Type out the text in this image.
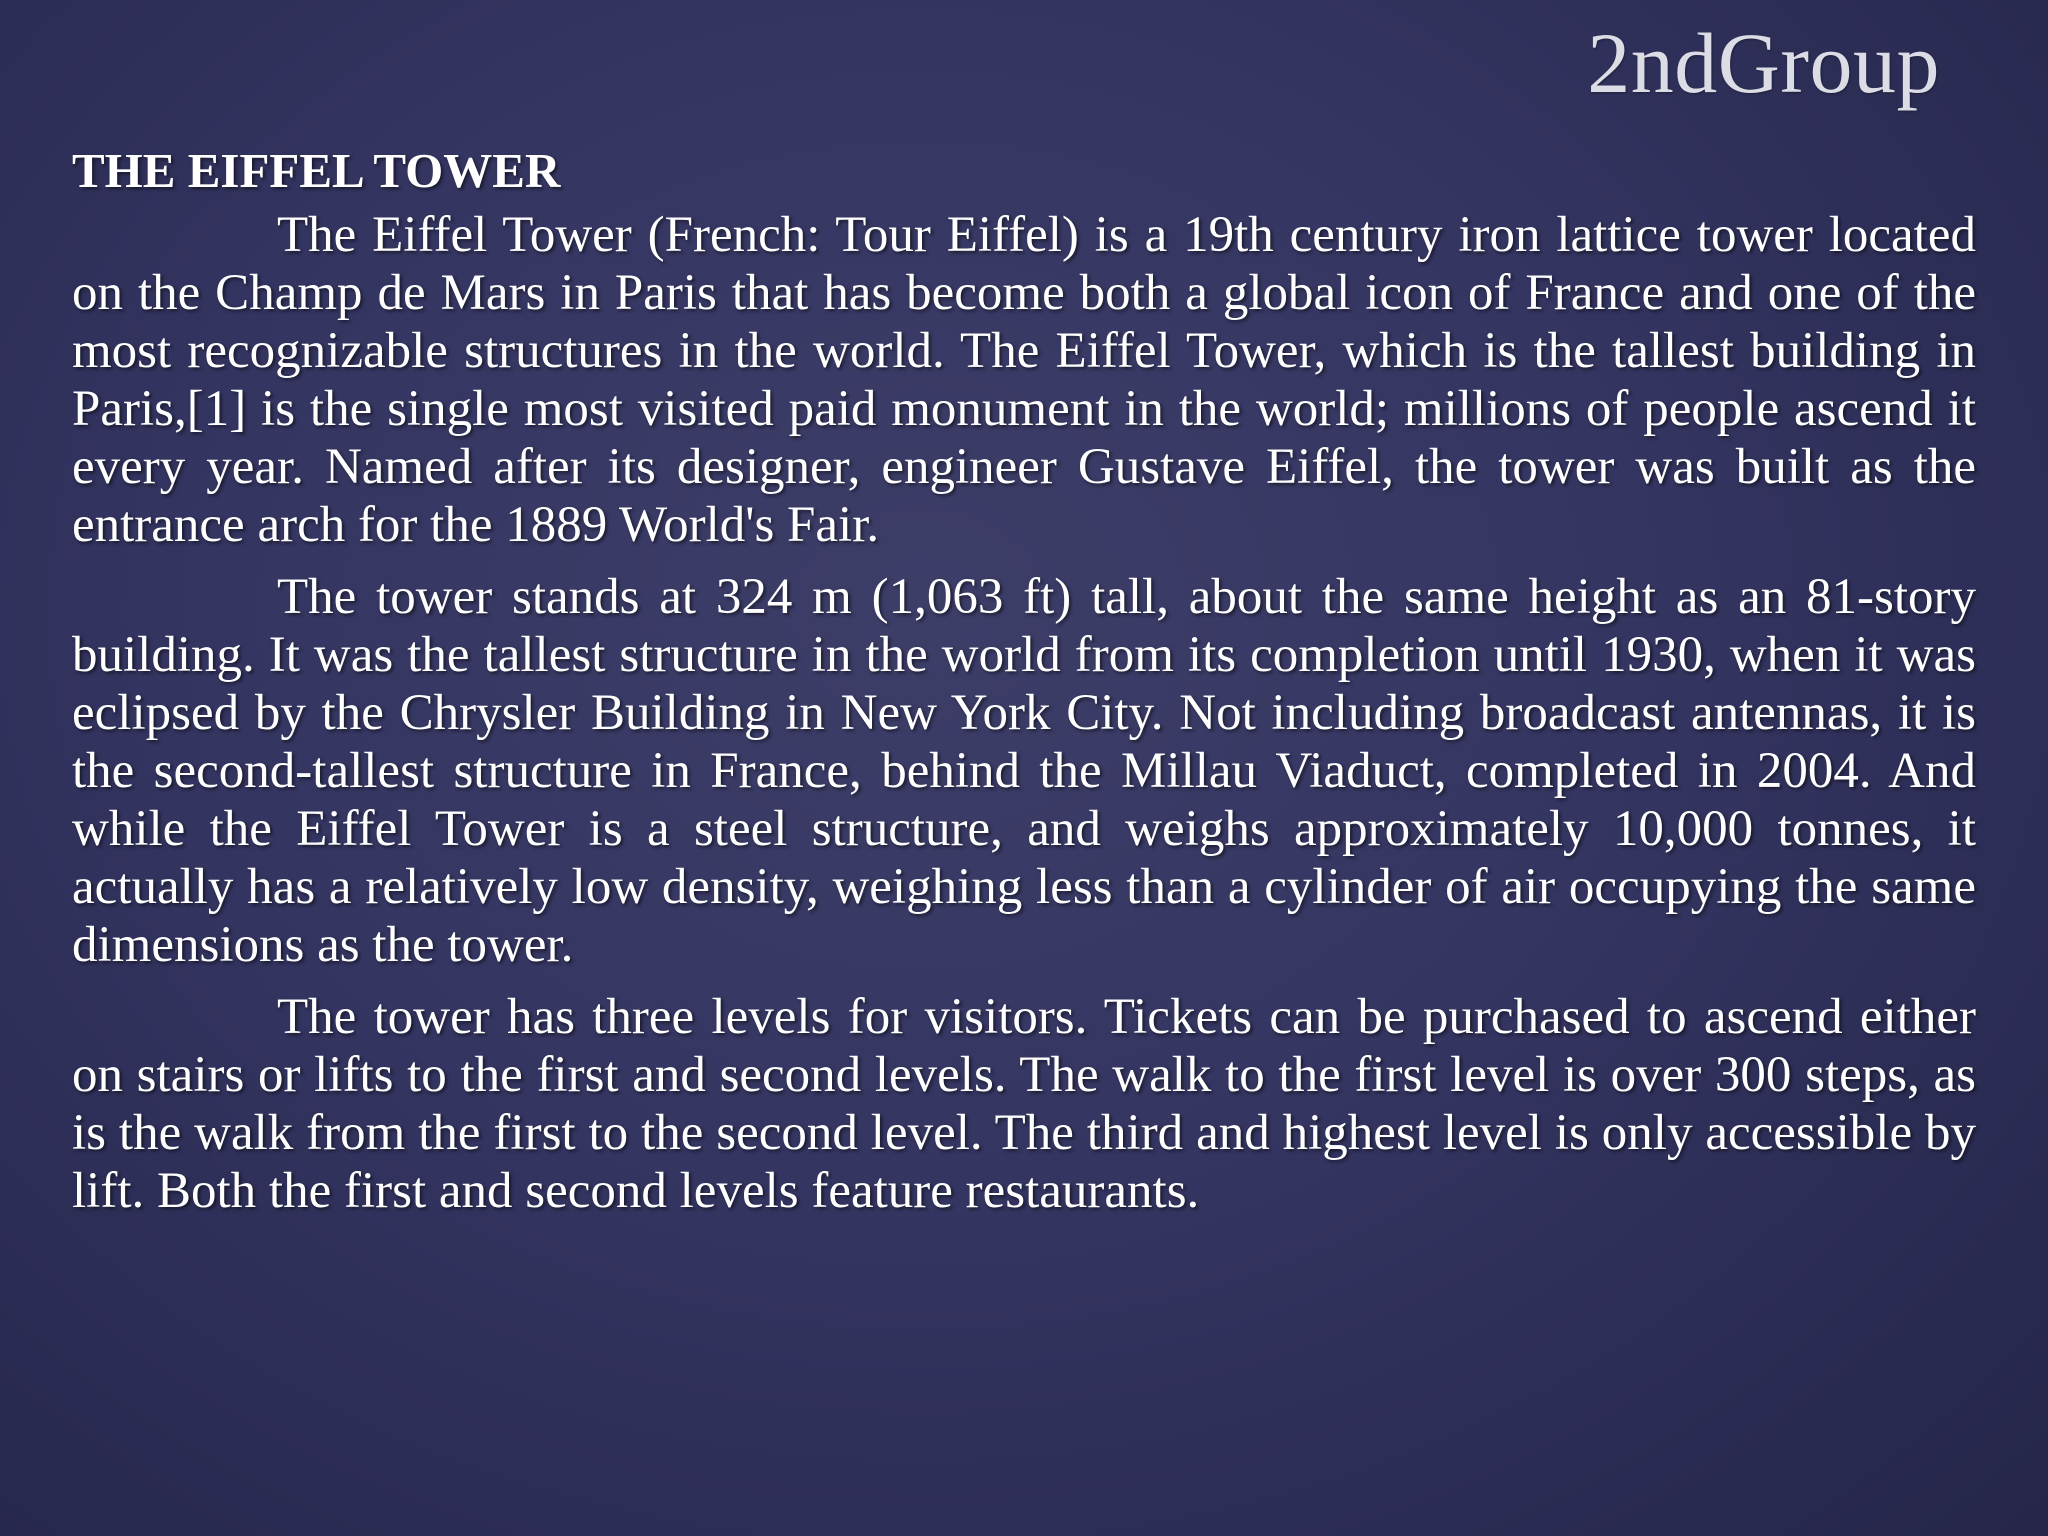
2ndGroup
THE EIFFEL TOWER

The Eiffel Tower (French: Tour Eiffel) is a 19th century iron lattice tower located on the Champ de Mars in Paris that has become both a global icon of France and one of the most recognizable structures in the world. The Eiffel Tower, which is the tallest building in Paris,[1] is the single most visited paid monument in the world; millions of people ascend it every year. Named after its designer, engineer Gustave Eiffel, the tower was built as the entrance arch for the 1889 World's Fair.

The tower stands at 324 m (1,063 ft) tall, about the same height as an 81-story building. It was the tallest structure in the world from its completion until 1930, when it was eclipsed by the Chrysler Building in New York City. Not including broadcast antennas, it is the second-tallest structure in France, behind the Millau Viaduct, completed in 2004. And while the Eiffel Tower is a steel structure, and weighs approximately 10,000 tonnes, it actually has a relatively low density, weighing less than a cylinder of air occupying the same dimensions as the tower.

The tower has three levels for visitors. Tickets can be purchased to ascend either on stairs or lifts to the first and second levels. The walk to the first level is over 300 steps, as is the walk from the first to the second level. The third and highest level is only accessible by lift. Both the first and second levels feature restaurants.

○ ○ ○ ○ ○ ○ ○

_What the task requires_:
Identify and copy all lines with the word "France".

_Solution for this exercise_:
The Eiffel Tower (French: Tour Eiffel) is a 19th century iron lattice tower located on the Champ de Mars in Paris that has become both a global icon of France and one of the most recognizable structures in the world. The Eiffel Tower, which is the tallest building in Paris,[1] is the single most visited paid monument in the world; millions of people ascend it every year. Named after its designer, engineer Gustave Eiffel, the tower was built as the entrance arch for the 1889 World's Fair.
The tower stands at 324 m (1,063 ft) tall, about the same height as an 81-story building. It was the tallest structure in the world from its completion until 1930, when it was eclipsed by the Chrysler Building in New York City. Not including broadcast antennas, it is the second-tallest structure in France, behind the Millau Viaduct, completed in 2004. And while the Eiffel Tower is a steel structure, and weighs approximately 10,000 tonnes, it actually has a relatively low density, weighing less than a cylinder of air occupying the same dimensions as the tower.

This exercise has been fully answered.